Check each line of the listing for the word "access" and give only the number of lines that have it.

● ● ● ● ●

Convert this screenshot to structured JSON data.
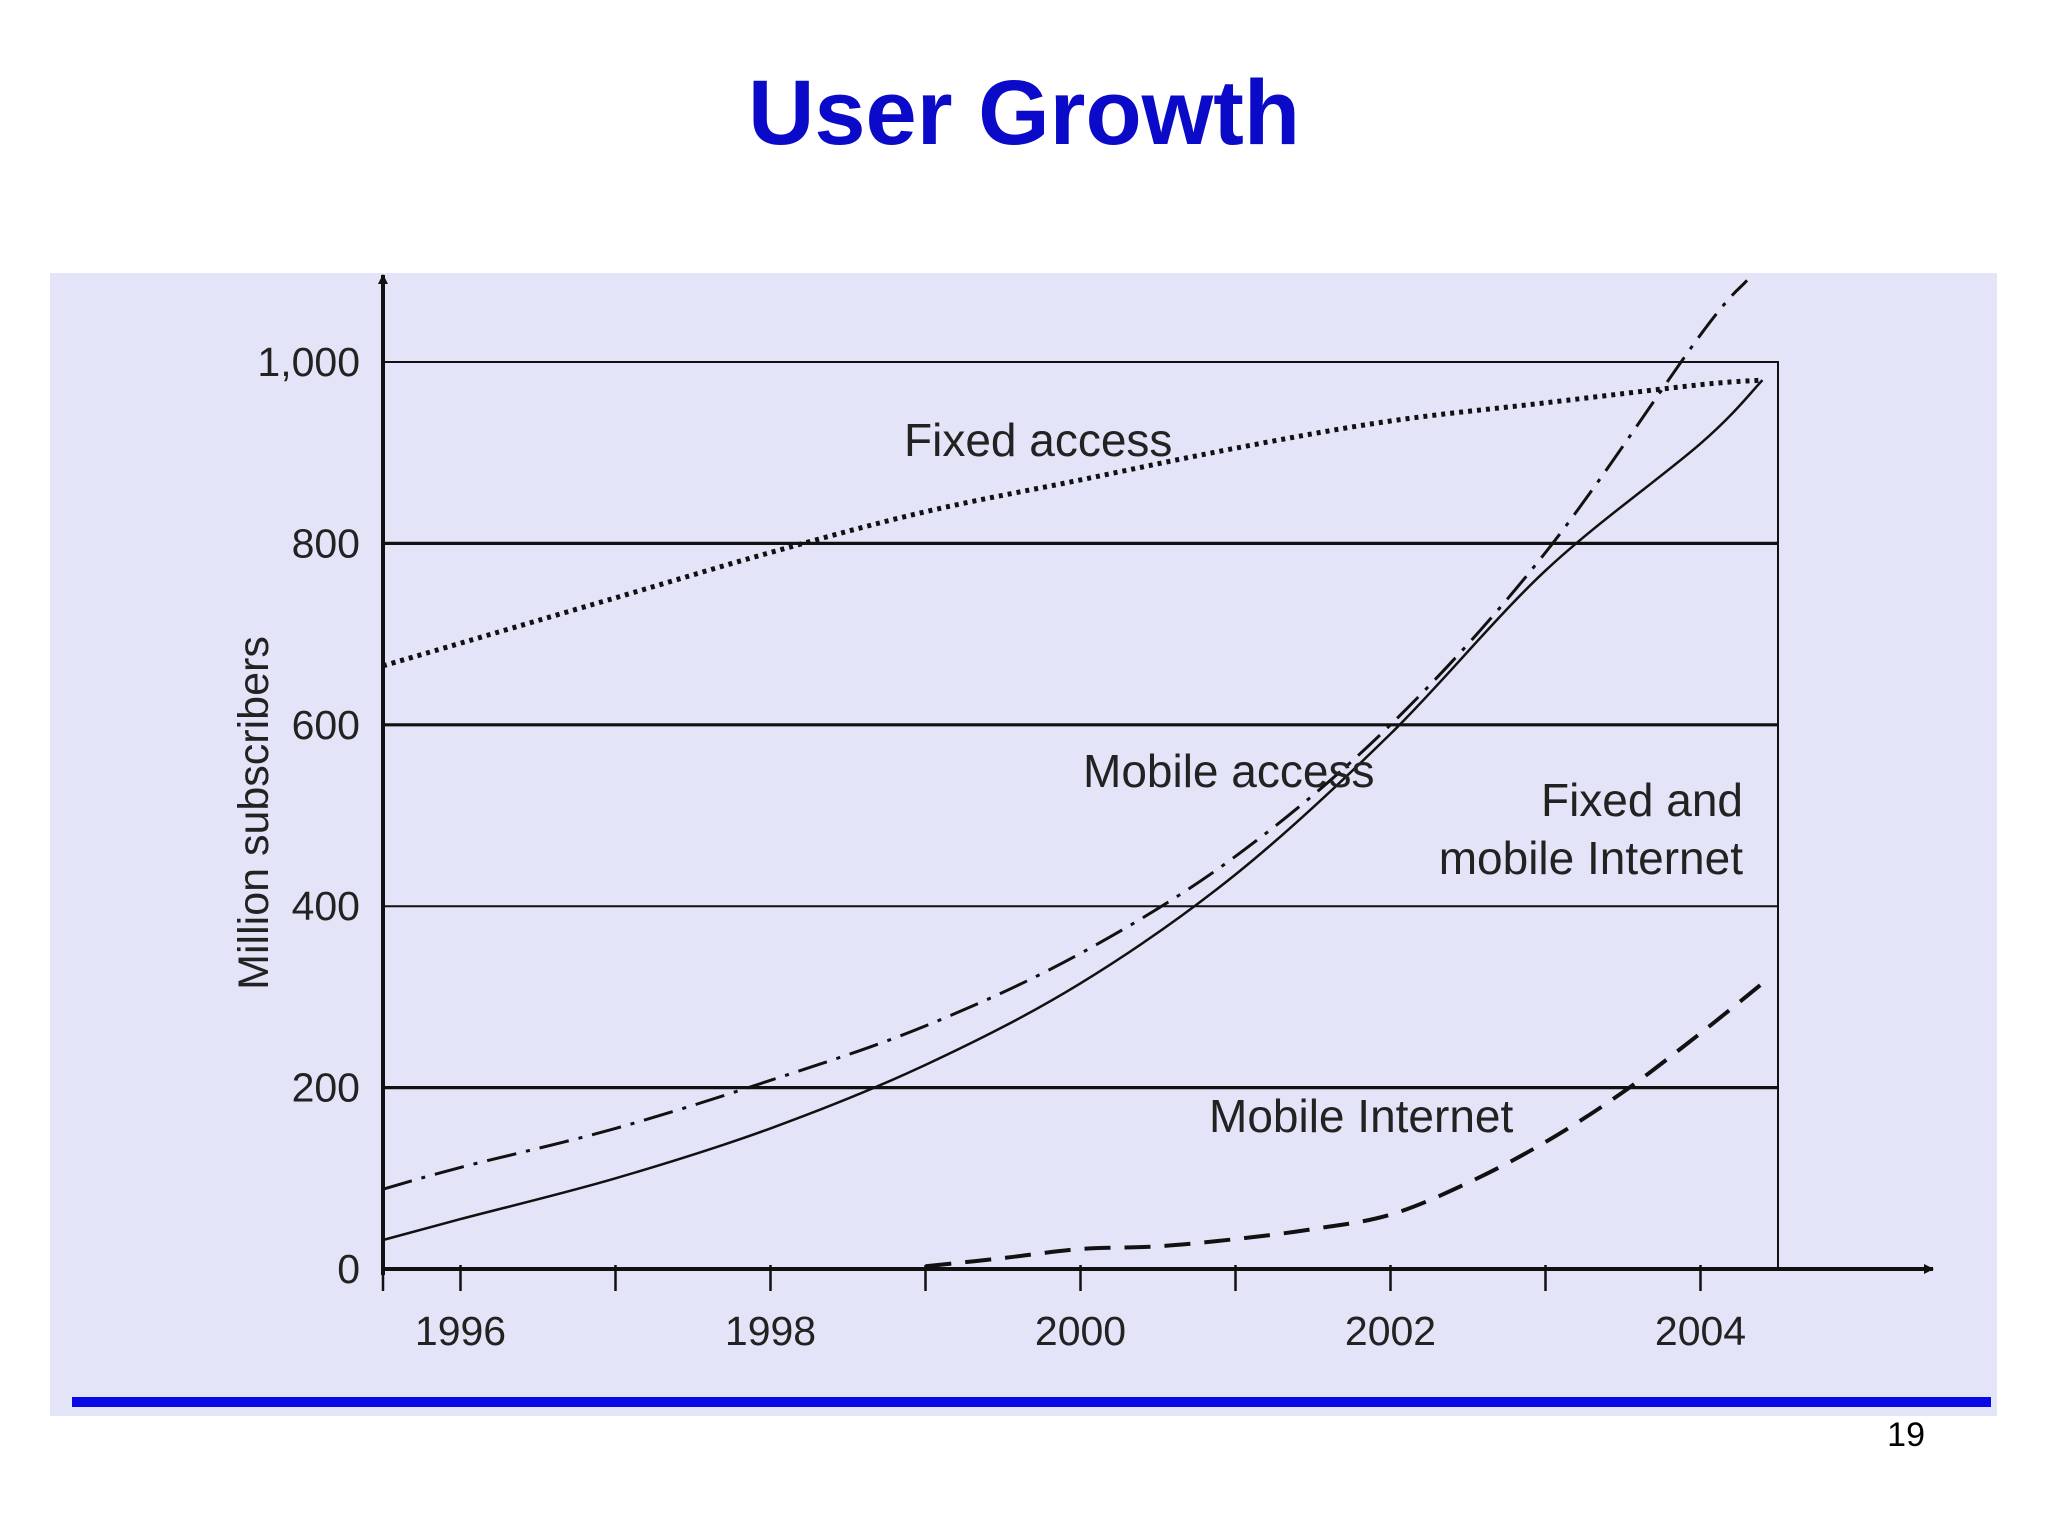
{
  "slide": {
    "title": "User Growth",
    "page_number": "19"
  },
  "colors": {
    "title": "#0a0ac8",
    "panel_background": "#e4e4f8",
    "footer_rule": "#0a0ae6",
    "lines": "#111111"
  },
  "chart_data": {
    "type": "line",
    "ylabel": "Million subscribers",
    "xlim": [
      1995.5,
      2004.5
    ],
    "ylim": [
      0,
      1000
    ],
    "x_ticks": [
      1996,
      1998,
      2000,
      2002,
      2004
    ],
    "x_tick_labels": [
      "1996",
      "1998",
      "2000",
      "2002",
      "2004"
    ],
    "y_ticks": [
      0,
      200,
      400,
      600,
      800,
      1000
    ],
    "y_tick_labels": [
      "0",
      "200",
      "400",
      "600",
      "800",
      "1,000"
    ],
    "grid": "horizontal",
    "series": [
      {
        "name": "Fixed access",
        "style": "dotted",
        "x": [
          1995.5,
          1996,
          1997,
          1998,
          1999,
          2000,
          2001,
          2002,
          2003,
          2004,
          2004.4
        ],
        "values": [
          665,
          690,
          740,
          790,
          835,
          870,
          905,
          935,
          955,
          975,
          980
        ]
      },
      {
        "name": "Mobile access",
        "style": "dash-dot",
        "x": [
          1995.5,
          1996,
          1997,
          1998,
          1999,
          2000,
          2001,
          2002,
          2003,
          2004,
          2004.3
        ],
        "values": [
          88,
          112,
          155,
          208,
          268,
          348,
          455,
          600,
          790,
          1030,
          1090
        ]
      },
      {
        "name": "Fixed and mobile Internet",
        "label_lines": [
          "Fixed and",
          "mobile Internet"
        ],
        "style": "solid",
        "x": [
          1995.5,
          1996,
          1997,
          1998,
          1999,
          2000,
          2001,
          2002,
          2003,
          2004,
          2004.4
        ],
        "values": [
          32,
          55,
          100,
          155,
          225,
          315,
          435,
          590,
          770,
          910,
          980
        ]
      },
      {
        "name": "Mobile Internet",
        "style": "dashed",
        "x": [
          1999,
          1999.5,
          2000,
          2000.5,
          2001,
          2001.5,
          2002,
          2002.5,
          2003,
          2003.5,
          2004,
          2004.4
        ],
        "values": [
          3,
          12,
          22,
          25,
          33,
          44,
          60,
          95,
          140,
          195,
          260,
          315
        ]
      }
    ]
  }
}
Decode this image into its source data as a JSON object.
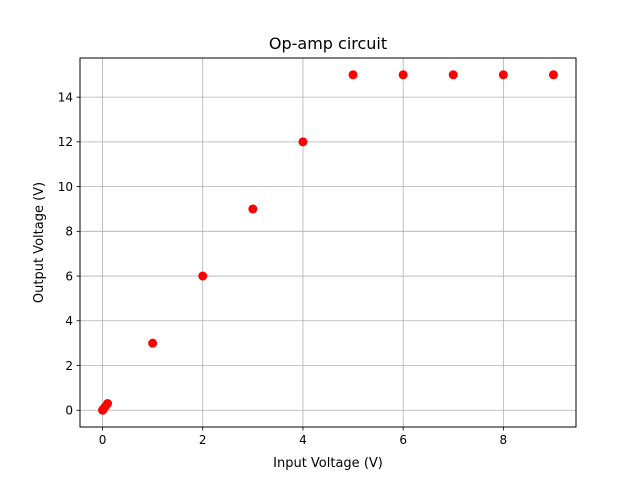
{
  "chart_data": {
    "type": "scatter",
    "title": "Op-amp circuit",
    "xlabel": "Input Voltage (V)",
    "ylabel": "Output Voltage (V)",
    "xlim": [
      -0.45,
      9.45
    ],
    "ylim": [
      -0.75,
      15.75
    ],
    "xticks": [
      0,
      2,
      4,
      6,
      8
    ],
    "yticks": [
      0,
      2,
      4,
      6,
      8,
      10,
      12,
      14
    ],
    "grid": true,
    "marker_color": "#ff0000",
    "series": [
      {
        "x": [
          0,
          0.01,
          0.02,
          0.05,
          0.1,
          1,
          2,
          3,
          4,
          5,
          6,
          7,
          8,
          9
        ],
        "y": [
          0,
          0.03,
          0.06,
          0.15,
          0.3,
          3,
          6,
          9,
          12,
          15,
          15,
          15,
          15,
          15
        ]
      }
    ]
  }
}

● ● ● ● ●

Task solution: 2